=== DATA EXCERPTS ===
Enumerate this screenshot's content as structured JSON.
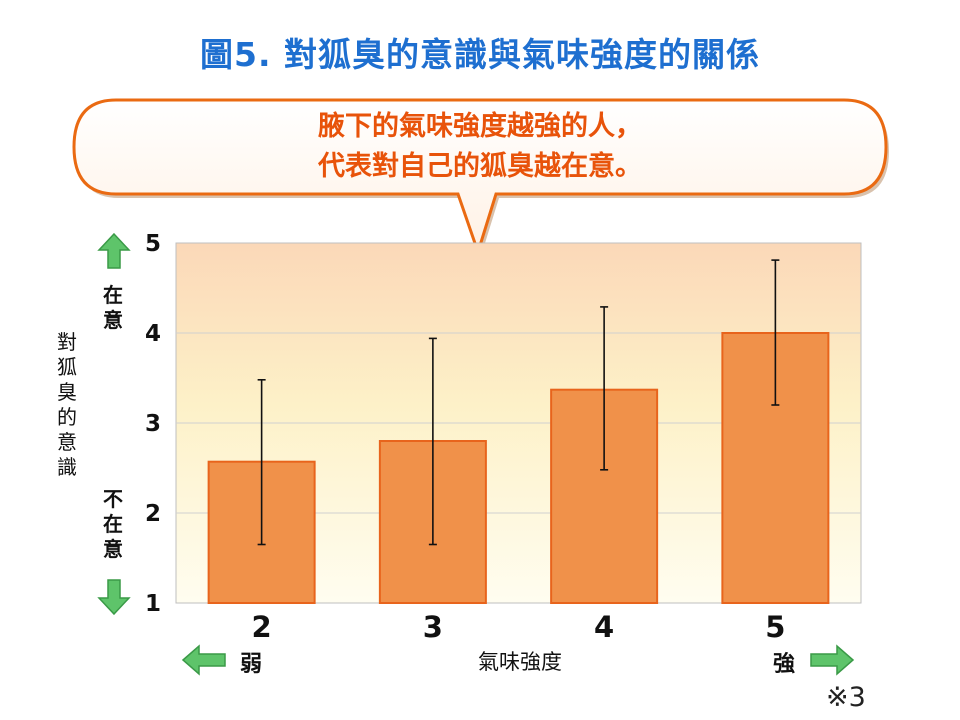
{
  "title": "圖5. 對狐臭的意識與氣味強度的關係",
  "callout": {
    "line1": "腋下的氣味強度越強的人，",
    "line2": "代表對自己的狐臭越在意。"
  },
  "labels": {
    "y_top": "在意",
    "y_bottom": "不在意",
    "y_title": "對狐臭的意識",
    "x_title": "氣味強度",
    "x_weak": "弱",
    "x_strong": "強",
    "note": "※3"
  },
  "colors": {
    "title": "#1e6fd0",
    "callout_text": "#e8530a",
    "bar_fill": "#f0914a",
    "bar_stroke": "#e8641c",
    "arrow_green": "#5ec46a"
  },
  "chart_data": {
    "type": "bar",
    "categories": [
      "2",
      "3",
      "4",
      "5"
    ],
    "values": [
      2.57,
      2.8,
      3.37,
      4.0
    ],
    "error_low": [
      1.65,
      1.65,
      2.48,
      3.2
    ],
    "error_high": [
      3.48,
      3.94,
      4.29,
      4.81
    ],
    "ylim": [
      1,
      5
    ],
    "yticks": [
      "1",
      "2",
      "3",
      "4",
      "5"
    ],
    "grid": true,
    "xlabel": "氣味強度",
    "ylabel": "對狐臭的意識"
  }
}
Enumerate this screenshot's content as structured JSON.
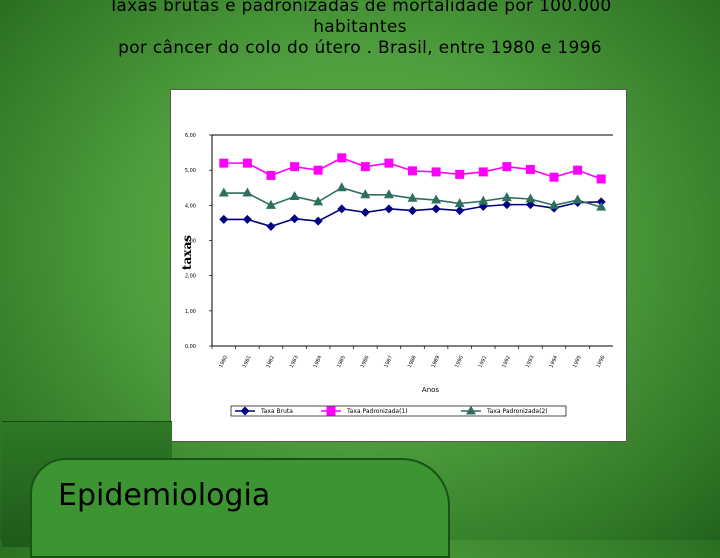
{
  "title": {
    "line1": "Taxas brutas e padronizadas de mortalidade por 100.000",
    "line2": "habitantes",
    "line3": "por câncer do colo do útero . Brasil, entre 1980 e 1996"
  },
  "footer_label": "Epidemiologia",
  "colors": {
    "s1": "#000080",
    "s2": "#ff00ff",
    "s3": "#2f6f5f"
  },
  "chart_data": {
    "type": "line",
    "title": "Taxas brutas e padronizadas de mortalidade por 100.000 habitantes por câncer do colo do útero . Brasil, entre 1980 e 1996",
    "xlabel": "Anos",
    "ylabel": "taxas",
    "ylim": [
      0,
      6
    ],
    "yticks": [
      "0,00",
      "1,00",
      "2,00",
      "3,00",
      "4,00",
      "5,00",
      "6,00"
    ],
    "categories": [
      "1980",
      "1981",
      "1982",
      "1983",
      "1984",
      "1985",
      "1986",
      "1987",
      "1988",
      "1989",
      "1990",
      "1991",
      "1992",
      "1993",
      "1994",
      "1995",
      "1996"
    ],
    "series": [
      {
        "name": "Taxa Bruta",
        "marker": "diamond",
        "values": [
          3.6,
          3.6,
          3.4,
          3.62,
          3.55,
          3.9,
          3.8,
          3.9,
          3.85,
          3.9,
          3.85,
          3.97,
          4.02,
          4.02,
          3.92,
          4.08,
          4.1
        ]
      },
      {
        "name": "Taxa Padronizada(1)",
        "marker": "square",
        "values": [
          5.2,
          5.2,
          4.85,
          5.1,
          5.0,
          5.35,
          5.1,
          5.2,
          4.98,
          4.95,
          4.88,
          4.95,
          5.1,
          5.02,
          4.8,
          5.0,
          4.75
        ]
      },
      {
        "name": "Taxa Padronizada(2)",
        "marker": "triangle",
        "values": [
          4.35,
          4.35,
          4.0,
          4.25,
          4.1,
          4.5,
          4.3,
          4.3,
          4.2,
          4.15,
          4.05,
          4.12,
          4.22,
          4.18,
          4.0,
          4.15,
          3.95
        ]
      }
    ],
    "grid": false,
    "legend": "bottom"
  }
}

=== WHAT IS NEEDED ===
Locate all lines that include the word "marker" and copy them out.

=== THE REPLY ===
        "marker": "diamond",
        "marker": "square",
        "marker": "triangle",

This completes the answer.